The problem>
Output every line exactly as written. Leave out pictures.

Data shown>

[start]

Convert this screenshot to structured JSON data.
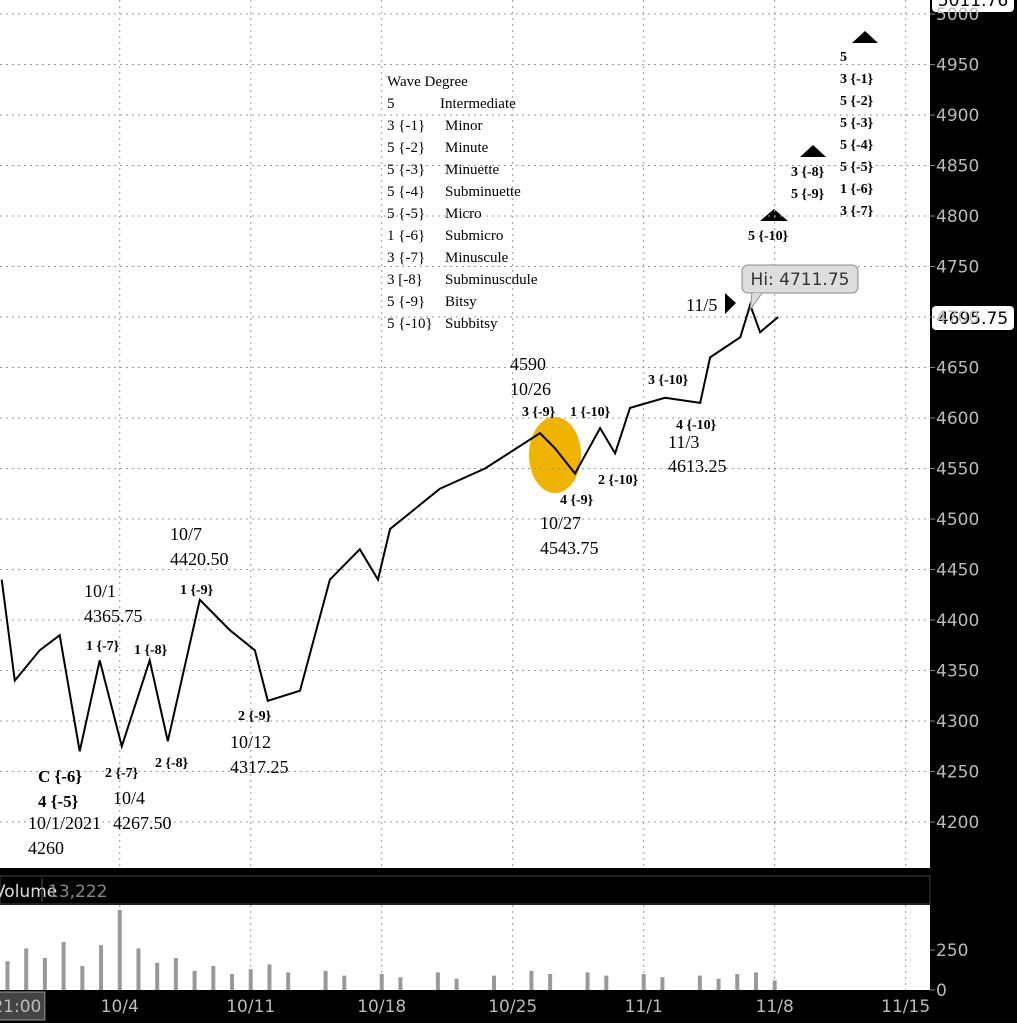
{
  "chart_data": {
    "type": "line",
    "x": [
      -2.31,
      -1.61,
      -0.28,
      0.79,
      1.86,
      2.93,
      4.11,
      5.6,
      6.57,
      8.28,
      9.88,
      11.22,
      11.91,
      13.63,
      15.23,
      16.83,
      17.8,
      18.44,
      21.11,
      23.52,
      26.46,
      27.26,
      28.33,
      29.67,
      30.47,
      31.27,
      33.14,
      35.02,
      35.55,
      37.16,
      37.69,
      38.22,
      39.19
    ],
    "values": [
      4440,
      4340,
      4370,
      4385,
      4270,
      4360,
      4275,
      4360,
      4280,
      4420,
      4390,
      4370,
      4320,
      4330,
      4440,
      4470,
      4440,
      4490,
      4530,
      4550,
      4585,
      4570,
      4545,
      4590,
      4565,
      4610,
      4620,
      4615,
      4660,
      4680,
      4712,
      4685,
      4700
    ],
    "color": "#000000",
    "xlim": [
      -2.4,
      47.3
    ],
    "ylim": [
      4154.5,
      5013.9
    ],
    "xticks": [
      {
        "value": -1.5,
        "label": "21:00"
      },
      {
        "value": 4,
        "label": "10/4"
      },
      {
        "value": 11,
        "label": "10/11"
      },
      {
        "value": 18,
        "label": "10/18"
      },
      {
        "value": 25,
        "label": "10/25"
      },
      {
        "value": 32,
        "label": "11/1"
      },
      {
        "value": 39,
        "label": "11/8"
      },
      {
        "value": 46,
        "label": "11/15"
      }
    ],
    "yticks": [
      4200,
      4250,
      4300,
      4350,
      4400,
      4450,
      4500,
      4550,
      4600,
      4650,
      4700,
      4750,
      4800,
      4850,
      4900,
      4950,
      5000
    ],
    "grid": true,
    "top_label": "5011.76",
    "last_label": "4695.75",
    "high_label": "Hi: 4711.75",
    "volume": {
      "name": "Volume",
      "readout": "13,222",
      "color": "#999999",
      "x": [
        -2,
        -1,
        0,
        1,
        2,
        3,
        4,
        5,
        6,
        7,
        8,
        9,
        10,
        11,
        12,
        13,
        15,
        16,
        18,
        19,
        21,
        22,
        24,
        26,
        27,
        29,
        30,
        32,
        33,
        35,
        36,
        37,
        38,
        39
      ],
      "values": [
        180,
        260,
        200,
        300,
        150,
        280,
        500,
        260,
        170,
        200,
        120,
        150,
        100,
        130,
        160,
        110,
        120,
        90,
        100,
        80,
        110,
        70,
        90,
        120,
        100,
        110,
        90,
        100,
        80,
        90,
        70,
        100,
        110,
        60
      ],
      "ylim": [
        0,
        531
      ],
      "yticks": [
        0,
        250
      ]
    },
    "legend_title": "Wave Degree",
    "legend_rows": [
      [
        "5",
        "Intermediate"
      ],
      [
        "3 {-1}",
        "Minor"
      ],
      [
        "5 {-2}",
        "Minute"
      ],
      [
        "5 {-3}",
        "Minuette"
      ],
      [
        "5 {-4}",
        "Subminuette"
      ],
      [
        "5 {-5}",
        "Micro"
      ],
      [
        "1 {-6}",
        "Submicro"
      ],
      [
        "3 {-7}",
        "Minuscule"
      ],
      [
        "3 [-8}",
        "Subminuscdule"
      ],
      [
        "5 {-9}",
        "Bitsy"
      ],
      [
        "5 {-10}",
        "Subbitsy"
      ]
    ],
    "annotations": [
      "C {-6}",
      "4 {-5}",
      "10/1/2021",
      "4260",
      "2 {-7}",
      "10/4",
      "4267.50",
      "2 {-8}",
      "1 {-7}",
      "1 {-8}",
      "10/1",
      "4365.75",
      "10/7",
      "4420.50",
      "1 {-9}",
      "2 {-9}",
      "10/12",
      "4317.25",
      "4590",
      "10/26",
      "3 {-9}",
      "1 {-10}",
      "4 {-9}",
      "10/27",
      "4543.75",
      "2 {-10}",
      "3 {-10}",
      "4 {-10}",
      "11/3",
      "4613.25",
      "11/5",
      "5 {-10}",
      "3 {-8}",
      "5 {-9}",
      "5",
      "3 {-1}",
      "5 {-2}",
      "5 {-3}",
      "5 {-4}",
      "5 {-5}",
      "1 {-6}",
      "3 {-7}"
    ]
  }
}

[end]

The response>
Convert this screenshot to structured JSON data.
{
  "chart_data": {
    "type": "line",
    "x": [
      -2.31,
      -1.61,
      -0.28,
      0.79,
      1.86,
      2.93,
      4.11,
      5.6,
      6.57,
      8.28,
      9.88,
      11.22,
      11.91,
      13.63,
      15.23,
      16.83,
      17.8,
      18.44,
      21.11,
      23.52,
      26.46,
      27.26,
      28.33,
      29.67,
      30.47,
      31.27,
      33.14,
      35.02,
      35.55,
      37.16,
      37.69,
      38.22,
      39.19
    ],
    "values": [
      4440,
      4340,
      4370,
      4385,
      4270,
      4360,
      4275,
      4360,
      4280,
      4420,
      4390,
      4370,
      4320,
      4330,
      4440,
      4470,
      4440,
      4490,
      4530,
      4550,
      4585,
      4570,
      4545,
      4590,
      4565,
      4610,
      4620,
      4615,
      4660,
      4680,
      4712,
      4685,
      4700
    ],
    "color": "#000000",
    "xlim": [
      -2.4,
      47.3
    ],
    "ylim": [
      4154.5,
      5013.9
    ],
    "xticks": [
      {
        "value": -1.5,
        "label": "21:00"
      },
      {
        "value": 4,
        "label": "10/4"
      },
      {
        "value": 11,
        "label": "10/11"
      },
      {
        "value": 18,
        "label": "10/18"
      },
      {
        "value": 25,
        "label": "10/25"
      },
      {
        "value": 32,
        "label": "11/1"
      },
      {
        "value": 39,
        "label": "11/8"
      },
      {
        "value": 46,
        "label": "11/15"
      }
    ],
    "yticks": [
      4200,
      4250,
      4300,
      4350,
      4400,
      4450,
      4500,
      4550,
      4600,
      4650,
      4700,
      4750,
      4800,
      4850,
      4900,
      4950,
      5000
    ],
    "grid": true,
    "top_label": "5011.76",
    "last_label": "4695.75",
    "high_label": "Hi: 4711.75",
    "volume": {
      "name": "Volume",
      "readout": "13,222",
      "color": "#999999",
      "x": [
        -2,
        -1,
        0,
        1,
        2,
        3,
        4,
        5,
        6,
        7,
        8,
        9,
        10,
        11,
        12,
        13,
        15,
        16,
        18,
        19,
        21,
        22,
        24,
        26,
        27,
        29,
        30,
        32,
        33,
        35,
        36,
        37,
        38,
        39
      ],
      "values": [
        180,
        260,
        200,
        300,
        150,
        280,
        500,
        260,
        170,
        200,
        120,
        150,
        100,
        130,
        160,
        110,
        120,
        90,
        100,
        80,
        110,
        70,
        90,
        120,
        100,
        110,
        90,
        100,
        80,
        90,
        70,
        100,
        110,
        60
      ],
      "ylim": [
        0,
        531
      ],
      "yticks": [
        0,
        250
      ]
    },
    "legend_title": "Wave Degree",
    "legend_rows": [
      [
        "5",
        "Intermediate"
      ],
      [
        "3 {-1}",
        "Minor"
      ],
      [
        "5 {-2}",
        "Minute"
      ],
      [
        "5 {-3}",
        "Minuette"
      ],
      [
        "5 {-4}",
        "Subminuette"
      ],
      [
        "5 {-5}",
        "Micro"
      ],
      [
        "1 {-6}",
        "Submicro"
      ],
      [
        "3 {-7}",
        "Minuscule"
      ],
      [
        "3 [-8}",
        "Subminuscdule"
      ],
      [
        "5 {-9}",
        "Bitsy"
      ],
      [
        "5 {-10}",
        "Subbitsy"
      ]
    ],
    "annotations": [
      "C {-6}",
      "4 {-5}",
      "10/1/2021",
      "4260",
      "2 {-7}",
      "10/4",
      "4267.50",
      "2 {-8}",
      "1 {-7}",
      "1 {-8}",
      "10/1",
      "4365.75",
      "10/7",
      "4420.50",
      "1 {-9}",
      "2 {-9}",
      "10/12",
      "4317.25",
      "4590",
      "10/26",
      "3 {-9}",
      "1 {-10}",
      "4 {-9}",
      "10/27",
      "4543.75",
      "2 {-10}",
      "3 {-10}",
      "4 {-10}",
      "11/3",
      "4613.25",
      "11/5",
      "5 {-10}",
      "3 {-8}",
      "5 {-9}",
      "5",
      "3 {-1}",
      "5 {-2}",
      "5 {-3}",
      "5 {-4}",
      "5 {-5}",
      "1 {-6}",
      "3 {-7}"
    ]
  }
}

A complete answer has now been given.